Dataset excerpts:
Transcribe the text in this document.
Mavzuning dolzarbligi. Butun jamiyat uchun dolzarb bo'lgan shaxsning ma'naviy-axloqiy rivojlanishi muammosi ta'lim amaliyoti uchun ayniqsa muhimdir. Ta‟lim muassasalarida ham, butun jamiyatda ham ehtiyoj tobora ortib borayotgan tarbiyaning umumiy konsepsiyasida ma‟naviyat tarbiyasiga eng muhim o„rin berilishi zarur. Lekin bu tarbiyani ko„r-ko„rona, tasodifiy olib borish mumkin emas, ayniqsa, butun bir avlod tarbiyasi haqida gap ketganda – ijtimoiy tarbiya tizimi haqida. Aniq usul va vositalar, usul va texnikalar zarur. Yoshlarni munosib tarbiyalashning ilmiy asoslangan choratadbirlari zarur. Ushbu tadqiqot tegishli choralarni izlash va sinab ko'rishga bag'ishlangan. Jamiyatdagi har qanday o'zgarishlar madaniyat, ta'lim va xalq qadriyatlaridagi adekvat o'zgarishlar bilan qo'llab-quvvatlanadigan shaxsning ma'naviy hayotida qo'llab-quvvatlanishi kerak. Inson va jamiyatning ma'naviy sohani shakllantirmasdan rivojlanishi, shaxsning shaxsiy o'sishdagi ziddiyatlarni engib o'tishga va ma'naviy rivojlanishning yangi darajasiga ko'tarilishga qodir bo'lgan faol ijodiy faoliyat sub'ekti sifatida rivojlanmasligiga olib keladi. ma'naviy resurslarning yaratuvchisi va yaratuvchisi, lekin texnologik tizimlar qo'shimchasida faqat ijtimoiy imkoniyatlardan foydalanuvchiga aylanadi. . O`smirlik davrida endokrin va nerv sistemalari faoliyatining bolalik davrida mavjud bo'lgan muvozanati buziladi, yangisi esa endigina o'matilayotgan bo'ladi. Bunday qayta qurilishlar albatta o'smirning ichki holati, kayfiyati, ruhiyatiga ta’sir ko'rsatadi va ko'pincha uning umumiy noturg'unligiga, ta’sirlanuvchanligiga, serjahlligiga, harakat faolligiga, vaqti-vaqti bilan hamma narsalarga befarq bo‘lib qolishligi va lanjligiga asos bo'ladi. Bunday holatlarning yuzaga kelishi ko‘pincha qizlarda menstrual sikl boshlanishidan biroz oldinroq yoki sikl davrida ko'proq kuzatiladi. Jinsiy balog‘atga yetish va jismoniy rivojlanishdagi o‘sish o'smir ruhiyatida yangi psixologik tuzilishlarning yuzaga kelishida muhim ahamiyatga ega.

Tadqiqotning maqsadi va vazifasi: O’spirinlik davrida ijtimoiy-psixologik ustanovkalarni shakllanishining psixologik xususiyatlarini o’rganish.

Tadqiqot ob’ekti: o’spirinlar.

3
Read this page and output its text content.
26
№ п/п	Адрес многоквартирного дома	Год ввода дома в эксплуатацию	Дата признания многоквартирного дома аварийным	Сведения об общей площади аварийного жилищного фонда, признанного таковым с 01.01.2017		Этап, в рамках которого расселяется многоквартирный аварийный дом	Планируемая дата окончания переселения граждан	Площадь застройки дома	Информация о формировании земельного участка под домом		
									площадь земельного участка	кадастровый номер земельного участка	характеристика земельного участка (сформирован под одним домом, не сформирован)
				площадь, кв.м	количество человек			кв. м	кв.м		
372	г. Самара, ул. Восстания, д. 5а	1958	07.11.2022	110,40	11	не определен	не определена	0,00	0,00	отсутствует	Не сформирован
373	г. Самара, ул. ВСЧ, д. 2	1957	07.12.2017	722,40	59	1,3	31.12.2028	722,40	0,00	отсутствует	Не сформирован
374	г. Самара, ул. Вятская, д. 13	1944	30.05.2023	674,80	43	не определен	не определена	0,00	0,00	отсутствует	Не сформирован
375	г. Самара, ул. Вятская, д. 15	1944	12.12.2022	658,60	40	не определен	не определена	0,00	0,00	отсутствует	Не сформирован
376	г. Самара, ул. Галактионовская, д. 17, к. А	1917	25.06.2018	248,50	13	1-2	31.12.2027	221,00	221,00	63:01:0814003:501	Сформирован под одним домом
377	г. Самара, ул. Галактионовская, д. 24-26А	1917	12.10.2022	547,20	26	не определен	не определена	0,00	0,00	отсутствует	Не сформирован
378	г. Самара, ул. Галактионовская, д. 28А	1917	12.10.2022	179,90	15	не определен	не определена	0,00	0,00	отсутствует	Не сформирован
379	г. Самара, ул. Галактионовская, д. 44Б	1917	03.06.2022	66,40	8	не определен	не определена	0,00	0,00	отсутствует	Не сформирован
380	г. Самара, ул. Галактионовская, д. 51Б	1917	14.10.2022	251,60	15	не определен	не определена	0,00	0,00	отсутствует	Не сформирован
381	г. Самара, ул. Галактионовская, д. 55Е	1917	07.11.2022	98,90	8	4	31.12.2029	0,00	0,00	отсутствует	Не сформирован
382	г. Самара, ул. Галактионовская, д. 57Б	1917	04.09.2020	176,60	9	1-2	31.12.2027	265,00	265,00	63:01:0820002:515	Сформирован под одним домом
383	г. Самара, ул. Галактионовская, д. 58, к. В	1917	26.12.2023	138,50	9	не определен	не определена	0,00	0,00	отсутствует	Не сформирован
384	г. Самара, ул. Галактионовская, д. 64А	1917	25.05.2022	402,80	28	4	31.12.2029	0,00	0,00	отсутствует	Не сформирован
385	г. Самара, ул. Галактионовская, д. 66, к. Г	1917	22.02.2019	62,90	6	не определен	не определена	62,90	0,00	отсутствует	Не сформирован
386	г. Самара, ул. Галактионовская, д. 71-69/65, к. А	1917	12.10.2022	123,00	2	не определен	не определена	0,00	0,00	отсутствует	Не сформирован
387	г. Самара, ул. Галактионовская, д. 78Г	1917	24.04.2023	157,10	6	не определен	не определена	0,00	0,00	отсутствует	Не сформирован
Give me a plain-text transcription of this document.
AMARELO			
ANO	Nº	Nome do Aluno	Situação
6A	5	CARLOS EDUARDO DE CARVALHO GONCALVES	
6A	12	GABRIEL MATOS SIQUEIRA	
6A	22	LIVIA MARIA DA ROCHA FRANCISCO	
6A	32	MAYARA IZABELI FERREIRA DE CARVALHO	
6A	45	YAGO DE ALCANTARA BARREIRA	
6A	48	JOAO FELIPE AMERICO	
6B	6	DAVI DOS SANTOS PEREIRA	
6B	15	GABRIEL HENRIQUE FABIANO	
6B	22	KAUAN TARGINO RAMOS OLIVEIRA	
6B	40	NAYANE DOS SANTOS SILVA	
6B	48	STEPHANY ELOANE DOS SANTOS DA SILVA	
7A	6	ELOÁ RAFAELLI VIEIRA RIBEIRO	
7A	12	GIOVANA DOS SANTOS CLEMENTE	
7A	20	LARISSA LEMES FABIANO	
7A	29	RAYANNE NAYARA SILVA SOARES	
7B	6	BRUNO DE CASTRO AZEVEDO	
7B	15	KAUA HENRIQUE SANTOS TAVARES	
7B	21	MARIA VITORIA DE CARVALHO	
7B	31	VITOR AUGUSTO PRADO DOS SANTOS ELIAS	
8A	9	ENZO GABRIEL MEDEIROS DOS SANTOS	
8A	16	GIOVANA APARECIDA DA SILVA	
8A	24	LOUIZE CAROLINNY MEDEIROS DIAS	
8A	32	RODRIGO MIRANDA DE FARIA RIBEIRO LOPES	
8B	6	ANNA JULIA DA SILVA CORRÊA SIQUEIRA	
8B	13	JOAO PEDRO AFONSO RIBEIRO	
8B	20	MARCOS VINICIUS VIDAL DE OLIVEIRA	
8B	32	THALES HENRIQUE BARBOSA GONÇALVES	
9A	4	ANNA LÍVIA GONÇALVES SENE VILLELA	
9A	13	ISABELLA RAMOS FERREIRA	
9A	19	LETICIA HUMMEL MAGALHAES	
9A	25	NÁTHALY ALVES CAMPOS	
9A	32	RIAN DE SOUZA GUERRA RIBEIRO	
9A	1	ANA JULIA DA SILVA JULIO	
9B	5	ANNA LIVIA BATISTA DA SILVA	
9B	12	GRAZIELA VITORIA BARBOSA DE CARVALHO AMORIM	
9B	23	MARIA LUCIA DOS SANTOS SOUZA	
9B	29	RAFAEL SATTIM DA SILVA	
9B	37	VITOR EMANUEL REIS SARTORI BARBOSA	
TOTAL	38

Objective:
Looking at the entries above, say how many lines contain the word "HENRIQUE". Only the number is wanted.

Output of the task:
3